Stored items:
▽
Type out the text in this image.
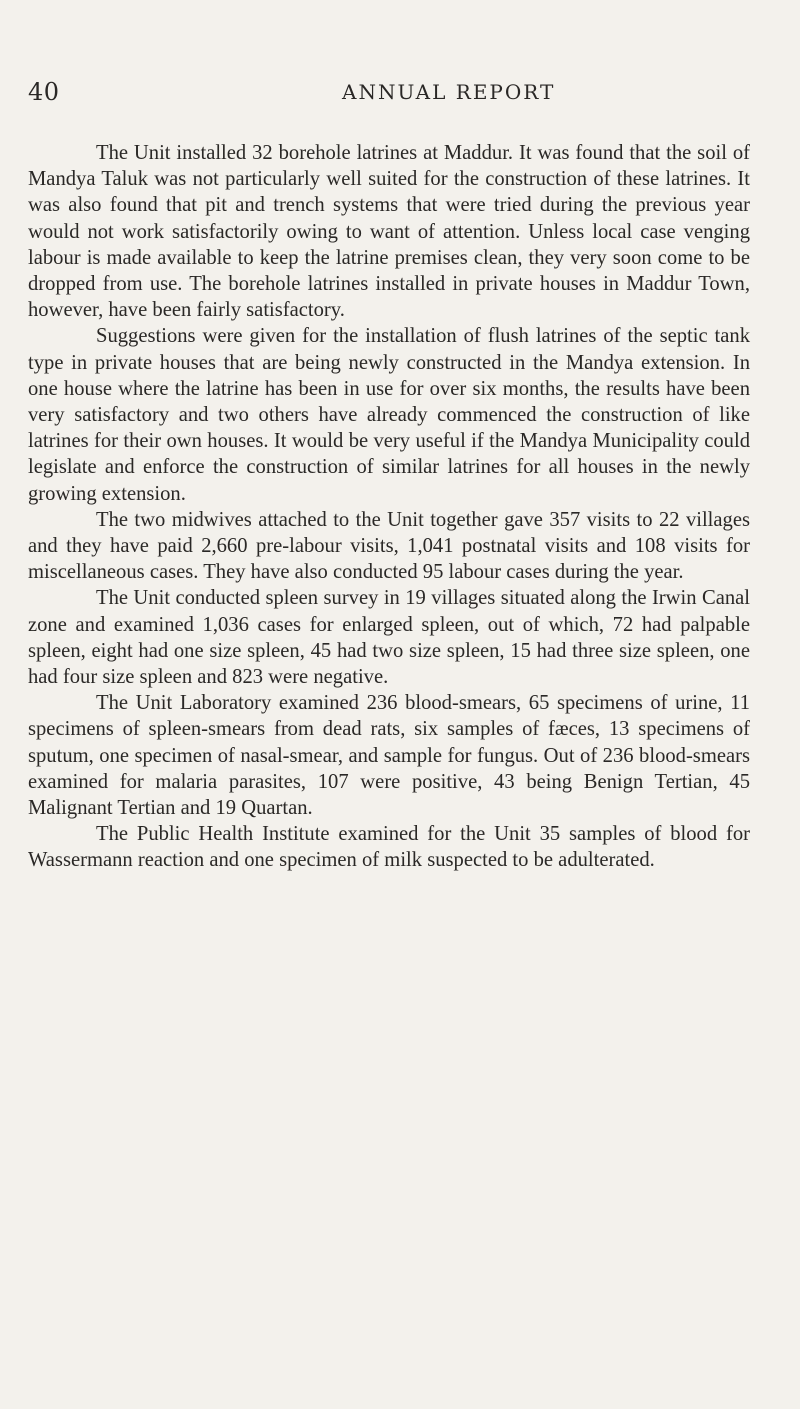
40	ANNUAL REPORT

The Unit installed 32 borehole latrines at Maddur. It was found that the soil of Mandya Taluk was not particularly well suited for the construction of these latrines. It was also found that pit and trench systems that were tried during the previous year would not work satisfactorily owing to want of attention. Unless local case venging labour is made available to keep the latrine premises clean, they very soon come to be dropped from use. The borehole latrines installed in private houses in Maddur Town, however, have been fairly satisfactory.

Suggestions were given for the installation of flush latrines of the septic tank type in private houses that are being newly constructed in the Mandya extension. In one house where the latrine has been in use for over six months, the results have been very satisfactory and two others have already commenced the construction of like latrines for their own houses. It would be very useful if the Mandya Municipality could legislate and enforce the construction of similar latrines for all houses in the newly growing extension.

The two midwives attached to the Unit together gave 357 visits to 22 villages and they have paid 2,660 pre-labour visits, 1,041 postnatal visits and 108 visits for miscellaneous cases. They have also conducted 95 labour cases during the year.

The Unit conducted spleen survey in 19 villages situated along the Irwin Canal zone and examined 1,036 cases for enlarged spleen, out of which, 72 had palpable spleen, eight had one size spleen, 45 had two size spleen, 15 had three size spleen, one had four size spleen and 823 were negative.

The Unit Laboratory examined 236 blood-smears, 65 specimens of urine, 11 specimens of spleen-smears from dead rats, six samples of fæces, 13 specimens of sputum, one specimen of nasal-smear, and sample for fungus. Out of 236 blood-smears examined for malaria parasites, 107 were positive, 43 being Benign Tertian, 45 Malignant Tertian and 19 Quartan.

The Public Health Institute examined for the Unit 35 samples of blood for Wassermann reaction and one specimen of milk suspected to be adulterated.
△
## EXERCISE INSTRUCTIONS
Omit every picture while copying the listing above exactly.

## RESULT OF THIS EXERCISE
Type out the text in this image.
40	ANNUAL REPORT

The Unit installed 32 borehole latrines at Maddur. It was found that the soil of Mandya Taluk was not particularly well suited for the construction of these latrines. It was also found that pit and trench systems that were tried during the previous year would not work satisfactorily owing to want of attention. Unless local case venging labour is made available to keep the latrine premises clean, they very soon come to be dropped from use. The borehole latrines installed in private houses in Maddur Town, however, have been fairly satisfactory.

Suggestions were given for the installation of flush latrines of the septic tank type in private houses that are being newly constructed in the Mandya extension. In one house where the latrine has been in use for over six months, the results have been very satisfactory and two others have already commenced the construction of like latrines for their own houses. It would be very useful if the Mandya Municipality could legislate and enforce the construction of similar latrines for all houses in the newly growing extension.

The two midwives attached to the Unit together gave 357 visits to 22 villages and they have paid 2,660 pre-labour visits, 1,041 postnatal visits and 108 visits for miscellaneous cases. They have also conducted 95 labour cases during the year.

The Unit conducted spleen survey in 19 villages situated along the Irwin Canal zone and examined 1,036 cases for enlarged spleen, out of which, 72 had palpable spleen, eight had one size spleen, 45 had two size spleen, 15 had three size spleen, one had four size spleen and 823 were negative.

The Unit Laboratory examined 236 blood-smears, 65 specimens of urine, 11 specimens of spleen-smears from dead rats, six samples of fæces, 13 specimens of sputum, one specimen of nasal-smear, and sample for fungus. Out of 236 blood-smears examined for malaria parasites, 107 were positive, 43 being Benign Tertian, 45 Malignant Tertian and 19 Quartan.

The Public Health Institute examined for the Unit 35 samples of blood for Wassermann reaction and one specimen of milk suspected to be adulterated.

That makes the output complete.